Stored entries
..............................
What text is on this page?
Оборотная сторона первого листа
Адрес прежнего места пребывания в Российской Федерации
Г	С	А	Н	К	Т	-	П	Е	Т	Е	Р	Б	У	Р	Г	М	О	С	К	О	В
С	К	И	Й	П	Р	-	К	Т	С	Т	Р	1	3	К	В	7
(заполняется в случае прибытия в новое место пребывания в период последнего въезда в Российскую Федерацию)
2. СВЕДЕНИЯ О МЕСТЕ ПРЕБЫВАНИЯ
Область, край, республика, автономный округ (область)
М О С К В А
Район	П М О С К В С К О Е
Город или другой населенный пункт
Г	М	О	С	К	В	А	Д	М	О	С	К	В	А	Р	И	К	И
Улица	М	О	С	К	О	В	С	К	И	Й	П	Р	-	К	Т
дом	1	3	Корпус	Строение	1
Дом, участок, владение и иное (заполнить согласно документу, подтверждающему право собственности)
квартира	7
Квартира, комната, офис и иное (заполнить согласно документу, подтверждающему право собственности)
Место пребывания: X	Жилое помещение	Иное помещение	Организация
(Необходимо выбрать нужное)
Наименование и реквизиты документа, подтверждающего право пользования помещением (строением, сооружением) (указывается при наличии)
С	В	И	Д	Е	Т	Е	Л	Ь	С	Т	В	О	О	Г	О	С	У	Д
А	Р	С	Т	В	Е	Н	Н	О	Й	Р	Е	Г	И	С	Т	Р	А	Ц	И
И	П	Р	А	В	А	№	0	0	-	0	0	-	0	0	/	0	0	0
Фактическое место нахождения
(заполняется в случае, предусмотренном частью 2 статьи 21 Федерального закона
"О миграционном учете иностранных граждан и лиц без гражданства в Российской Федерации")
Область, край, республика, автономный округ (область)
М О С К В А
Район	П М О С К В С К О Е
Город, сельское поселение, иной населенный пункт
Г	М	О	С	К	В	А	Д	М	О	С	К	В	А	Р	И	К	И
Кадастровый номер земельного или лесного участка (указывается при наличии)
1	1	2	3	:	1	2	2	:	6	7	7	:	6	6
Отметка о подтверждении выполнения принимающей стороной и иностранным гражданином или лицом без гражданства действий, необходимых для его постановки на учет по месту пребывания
..............................
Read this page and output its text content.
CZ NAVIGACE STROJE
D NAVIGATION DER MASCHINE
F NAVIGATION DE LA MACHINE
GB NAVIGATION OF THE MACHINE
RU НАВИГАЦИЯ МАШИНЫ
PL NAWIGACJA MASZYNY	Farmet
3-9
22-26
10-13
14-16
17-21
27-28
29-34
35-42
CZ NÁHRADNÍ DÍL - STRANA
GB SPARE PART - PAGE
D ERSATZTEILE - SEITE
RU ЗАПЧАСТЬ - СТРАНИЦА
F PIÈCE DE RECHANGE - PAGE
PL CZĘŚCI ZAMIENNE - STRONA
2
..............................
- WRITTEN TASK
Locate the word "наличии" in the records above, and return each line that has it.

- CORRECT RESULT
Наименование и реквизиты документа, подтверждающего право пользования помещением (строением, сооружением) (указывается при наличии)
Кадастровый номер земельного или лесного участка (указывается при наличии)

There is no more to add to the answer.